### Aim
Look for the string "detached" in the lines and copy each line that has it.
********************
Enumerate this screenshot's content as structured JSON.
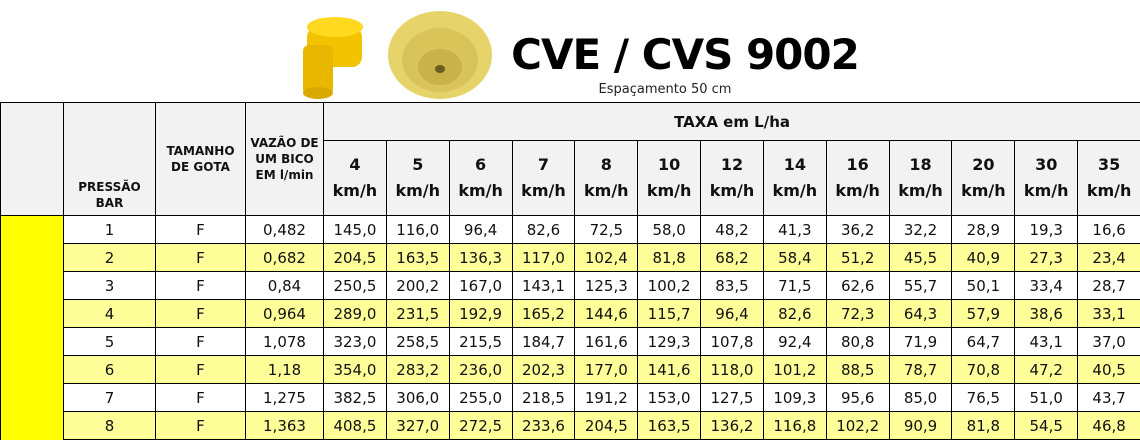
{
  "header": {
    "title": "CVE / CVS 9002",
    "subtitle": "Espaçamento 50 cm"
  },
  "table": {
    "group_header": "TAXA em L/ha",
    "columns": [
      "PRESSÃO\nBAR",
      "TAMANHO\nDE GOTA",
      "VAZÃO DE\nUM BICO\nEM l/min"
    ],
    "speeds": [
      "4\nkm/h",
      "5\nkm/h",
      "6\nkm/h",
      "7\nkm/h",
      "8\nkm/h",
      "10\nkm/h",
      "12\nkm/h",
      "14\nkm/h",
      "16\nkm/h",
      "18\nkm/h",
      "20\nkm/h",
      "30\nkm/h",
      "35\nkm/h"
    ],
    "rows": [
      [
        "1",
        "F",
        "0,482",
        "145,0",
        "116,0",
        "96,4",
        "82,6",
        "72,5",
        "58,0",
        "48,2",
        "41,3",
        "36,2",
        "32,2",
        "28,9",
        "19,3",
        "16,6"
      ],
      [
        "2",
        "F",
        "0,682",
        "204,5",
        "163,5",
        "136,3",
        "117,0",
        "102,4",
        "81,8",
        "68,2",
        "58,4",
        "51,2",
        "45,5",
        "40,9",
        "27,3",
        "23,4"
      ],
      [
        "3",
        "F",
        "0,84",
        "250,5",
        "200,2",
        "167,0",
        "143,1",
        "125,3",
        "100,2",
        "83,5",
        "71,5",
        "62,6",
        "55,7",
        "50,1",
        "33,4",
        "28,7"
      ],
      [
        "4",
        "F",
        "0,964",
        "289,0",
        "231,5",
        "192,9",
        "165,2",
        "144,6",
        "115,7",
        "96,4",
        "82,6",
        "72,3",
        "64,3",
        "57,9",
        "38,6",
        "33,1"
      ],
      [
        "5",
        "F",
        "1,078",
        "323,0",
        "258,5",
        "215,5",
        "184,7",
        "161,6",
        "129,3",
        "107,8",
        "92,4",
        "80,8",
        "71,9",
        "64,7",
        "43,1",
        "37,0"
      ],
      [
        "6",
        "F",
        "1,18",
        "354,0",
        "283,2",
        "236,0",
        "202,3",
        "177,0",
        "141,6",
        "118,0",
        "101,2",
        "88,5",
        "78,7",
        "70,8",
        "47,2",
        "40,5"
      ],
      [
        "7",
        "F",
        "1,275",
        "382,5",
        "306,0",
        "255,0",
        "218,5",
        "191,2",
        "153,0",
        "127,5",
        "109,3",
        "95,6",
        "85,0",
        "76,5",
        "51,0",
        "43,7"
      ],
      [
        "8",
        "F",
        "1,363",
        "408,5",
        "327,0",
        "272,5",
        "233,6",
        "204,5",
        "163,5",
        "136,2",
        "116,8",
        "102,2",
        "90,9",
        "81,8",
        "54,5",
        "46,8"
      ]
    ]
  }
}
********************
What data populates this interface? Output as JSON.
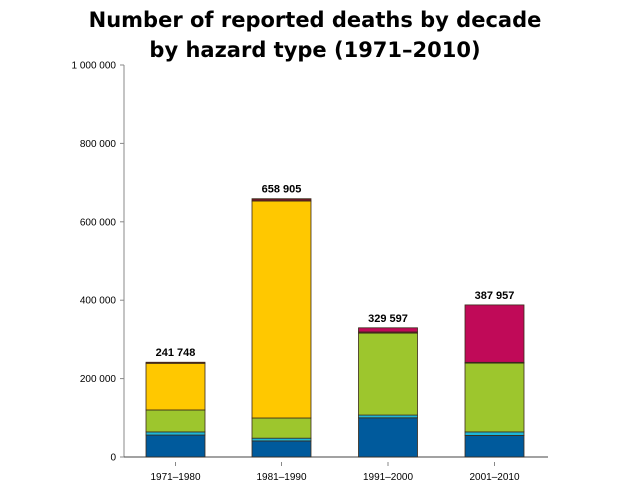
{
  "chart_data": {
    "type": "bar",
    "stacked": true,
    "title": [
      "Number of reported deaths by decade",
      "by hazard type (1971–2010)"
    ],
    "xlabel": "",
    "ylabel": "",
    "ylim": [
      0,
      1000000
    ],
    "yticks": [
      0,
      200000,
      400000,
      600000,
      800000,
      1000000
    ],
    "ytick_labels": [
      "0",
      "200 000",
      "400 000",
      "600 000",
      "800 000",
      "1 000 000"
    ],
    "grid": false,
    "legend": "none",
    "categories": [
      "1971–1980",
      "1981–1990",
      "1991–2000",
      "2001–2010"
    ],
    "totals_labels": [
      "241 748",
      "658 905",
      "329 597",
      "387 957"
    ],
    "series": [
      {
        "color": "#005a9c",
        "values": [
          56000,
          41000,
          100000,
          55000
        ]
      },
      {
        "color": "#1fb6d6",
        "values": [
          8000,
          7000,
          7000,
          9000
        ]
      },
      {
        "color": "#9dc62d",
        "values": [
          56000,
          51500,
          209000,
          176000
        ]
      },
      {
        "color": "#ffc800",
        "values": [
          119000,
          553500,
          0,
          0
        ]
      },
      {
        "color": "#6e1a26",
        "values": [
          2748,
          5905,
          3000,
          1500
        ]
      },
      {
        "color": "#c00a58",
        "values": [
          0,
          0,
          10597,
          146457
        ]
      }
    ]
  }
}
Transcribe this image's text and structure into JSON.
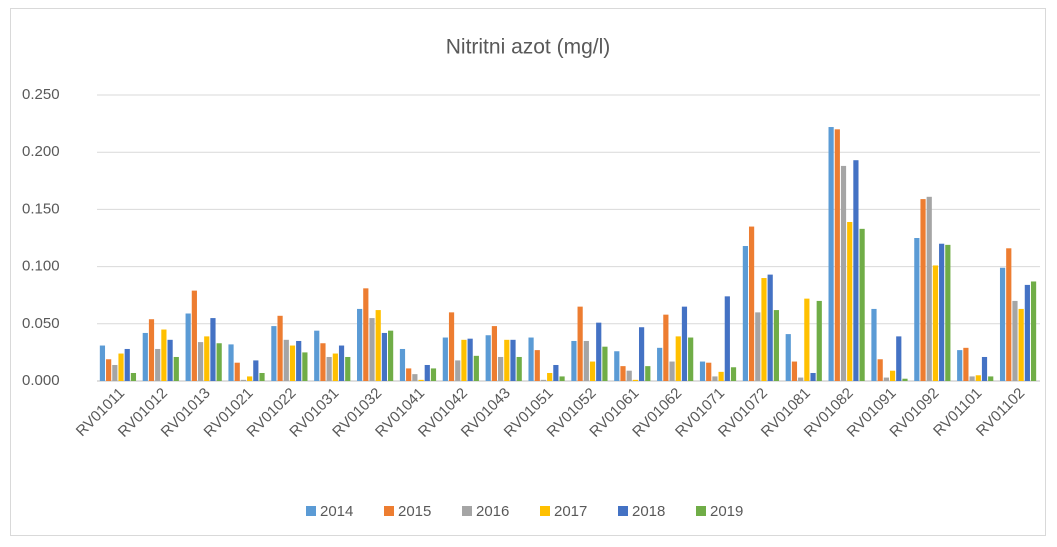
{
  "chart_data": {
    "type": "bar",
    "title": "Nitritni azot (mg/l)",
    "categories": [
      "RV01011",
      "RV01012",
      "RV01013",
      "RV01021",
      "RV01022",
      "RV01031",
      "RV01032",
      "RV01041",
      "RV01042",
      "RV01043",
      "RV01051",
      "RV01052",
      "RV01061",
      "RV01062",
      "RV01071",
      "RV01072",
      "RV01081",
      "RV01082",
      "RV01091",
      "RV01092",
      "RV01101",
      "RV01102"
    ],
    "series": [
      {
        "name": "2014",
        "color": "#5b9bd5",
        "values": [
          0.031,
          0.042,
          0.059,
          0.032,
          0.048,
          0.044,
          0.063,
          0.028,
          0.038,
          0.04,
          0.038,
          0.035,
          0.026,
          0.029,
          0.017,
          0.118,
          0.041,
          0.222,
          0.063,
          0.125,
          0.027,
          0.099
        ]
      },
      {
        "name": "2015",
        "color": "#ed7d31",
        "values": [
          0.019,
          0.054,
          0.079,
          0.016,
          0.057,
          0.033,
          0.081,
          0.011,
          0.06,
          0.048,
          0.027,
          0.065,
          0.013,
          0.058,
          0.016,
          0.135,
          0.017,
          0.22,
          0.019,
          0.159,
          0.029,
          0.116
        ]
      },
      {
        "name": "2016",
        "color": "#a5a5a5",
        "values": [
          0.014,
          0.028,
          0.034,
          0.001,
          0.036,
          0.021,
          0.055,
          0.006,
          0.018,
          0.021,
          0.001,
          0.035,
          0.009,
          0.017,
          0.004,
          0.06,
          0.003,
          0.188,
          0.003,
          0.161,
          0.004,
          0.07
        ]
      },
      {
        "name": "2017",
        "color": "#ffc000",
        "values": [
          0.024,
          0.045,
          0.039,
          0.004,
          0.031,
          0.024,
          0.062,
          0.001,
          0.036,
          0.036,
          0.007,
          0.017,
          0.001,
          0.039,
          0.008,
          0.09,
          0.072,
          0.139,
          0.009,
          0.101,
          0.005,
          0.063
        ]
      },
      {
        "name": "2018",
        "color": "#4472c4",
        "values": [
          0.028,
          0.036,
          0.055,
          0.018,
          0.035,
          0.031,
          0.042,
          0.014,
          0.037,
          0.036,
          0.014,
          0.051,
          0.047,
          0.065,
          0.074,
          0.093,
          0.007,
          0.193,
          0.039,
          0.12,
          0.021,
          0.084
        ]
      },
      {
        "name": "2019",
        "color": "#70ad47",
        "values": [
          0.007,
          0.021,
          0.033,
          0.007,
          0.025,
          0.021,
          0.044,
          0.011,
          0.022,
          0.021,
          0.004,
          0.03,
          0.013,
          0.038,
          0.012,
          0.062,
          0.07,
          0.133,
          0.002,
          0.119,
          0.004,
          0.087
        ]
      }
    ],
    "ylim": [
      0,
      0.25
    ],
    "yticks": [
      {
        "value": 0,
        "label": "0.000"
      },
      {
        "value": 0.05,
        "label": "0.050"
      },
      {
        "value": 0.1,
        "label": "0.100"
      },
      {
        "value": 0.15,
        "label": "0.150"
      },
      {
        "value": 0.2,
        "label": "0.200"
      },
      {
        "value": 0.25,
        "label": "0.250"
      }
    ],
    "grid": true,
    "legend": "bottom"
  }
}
********************
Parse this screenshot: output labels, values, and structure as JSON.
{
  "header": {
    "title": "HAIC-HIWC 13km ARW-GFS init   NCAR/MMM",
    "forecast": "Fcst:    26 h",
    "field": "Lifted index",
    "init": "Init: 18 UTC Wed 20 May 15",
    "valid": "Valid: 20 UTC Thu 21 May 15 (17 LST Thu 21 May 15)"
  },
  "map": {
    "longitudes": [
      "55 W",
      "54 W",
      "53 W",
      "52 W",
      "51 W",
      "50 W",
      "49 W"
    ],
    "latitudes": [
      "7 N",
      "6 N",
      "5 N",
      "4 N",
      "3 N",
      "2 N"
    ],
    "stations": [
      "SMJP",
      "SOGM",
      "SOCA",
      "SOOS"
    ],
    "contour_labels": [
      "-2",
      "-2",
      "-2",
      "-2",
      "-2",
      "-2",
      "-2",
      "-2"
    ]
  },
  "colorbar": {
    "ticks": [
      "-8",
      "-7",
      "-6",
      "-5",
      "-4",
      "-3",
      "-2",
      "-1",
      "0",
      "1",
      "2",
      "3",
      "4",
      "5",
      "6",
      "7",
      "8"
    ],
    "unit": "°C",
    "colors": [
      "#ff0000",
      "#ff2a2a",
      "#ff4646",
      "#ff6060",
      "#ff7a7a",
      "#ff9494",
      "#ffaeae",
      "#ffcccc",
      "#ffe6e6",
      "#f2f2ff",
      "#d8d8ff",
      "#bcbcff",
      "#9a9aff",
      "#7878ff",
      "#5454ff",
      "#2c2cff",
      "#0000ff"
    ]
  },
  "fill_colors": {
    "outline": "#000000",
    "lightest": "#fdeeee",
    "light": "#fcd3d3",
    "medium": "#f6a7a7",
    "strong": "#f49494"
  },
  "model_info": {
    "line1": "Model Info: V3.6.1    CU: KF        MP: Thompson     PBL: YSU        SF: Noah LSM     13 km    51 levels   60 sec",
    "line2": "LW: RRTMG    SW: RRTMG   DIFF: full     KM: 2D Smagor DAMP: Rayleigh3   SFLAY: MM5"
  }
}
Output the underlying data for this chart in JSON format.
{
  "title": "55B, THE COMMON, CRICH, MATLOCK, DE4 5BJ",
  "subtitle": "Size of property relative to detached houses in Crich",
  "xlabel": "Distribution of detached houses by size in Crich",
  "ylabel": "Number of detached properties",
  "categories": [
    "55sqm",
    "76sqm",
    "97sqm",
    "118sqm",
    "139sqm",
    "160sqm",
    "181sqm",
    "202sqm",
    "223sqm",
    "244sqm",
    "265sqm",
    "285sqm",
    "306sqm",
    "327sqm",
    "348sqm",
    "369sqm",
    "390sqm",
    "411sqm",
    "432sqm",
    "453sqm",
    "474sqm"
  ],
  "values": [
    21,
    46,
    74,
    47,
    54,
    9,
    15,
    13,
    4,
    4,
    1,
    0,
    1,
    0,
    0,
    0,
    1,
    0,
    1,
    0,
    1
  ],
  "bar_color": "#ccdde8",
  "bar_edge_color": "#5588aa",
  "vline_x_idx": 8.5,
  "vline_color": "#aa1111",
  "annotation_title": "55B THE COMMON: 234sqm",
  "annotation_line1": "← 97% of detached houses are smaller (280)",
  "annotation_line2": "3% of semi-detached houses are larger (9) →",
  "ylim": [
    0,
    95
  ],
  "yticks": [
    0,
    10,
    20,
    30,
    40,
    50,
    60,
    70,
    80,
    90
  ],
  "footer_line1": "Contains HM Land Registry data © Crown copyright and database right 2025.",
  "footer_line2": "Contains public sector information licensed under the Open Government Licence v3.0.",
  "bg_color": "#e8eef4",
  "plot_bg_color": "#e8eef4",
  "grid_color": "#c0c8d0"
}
********************
### Answer
  "subtitle": "Size of property relative to detached houses in Crich",
  "xlabel": "Distribution of detached houses by size in Crich",
  "ylabel": "Number of detached properties",
  "annotation_line1": "← 97% of detached houses are smaller (280)",
  "annotation_line2": "3% of semi-detached houses are larger (9) →",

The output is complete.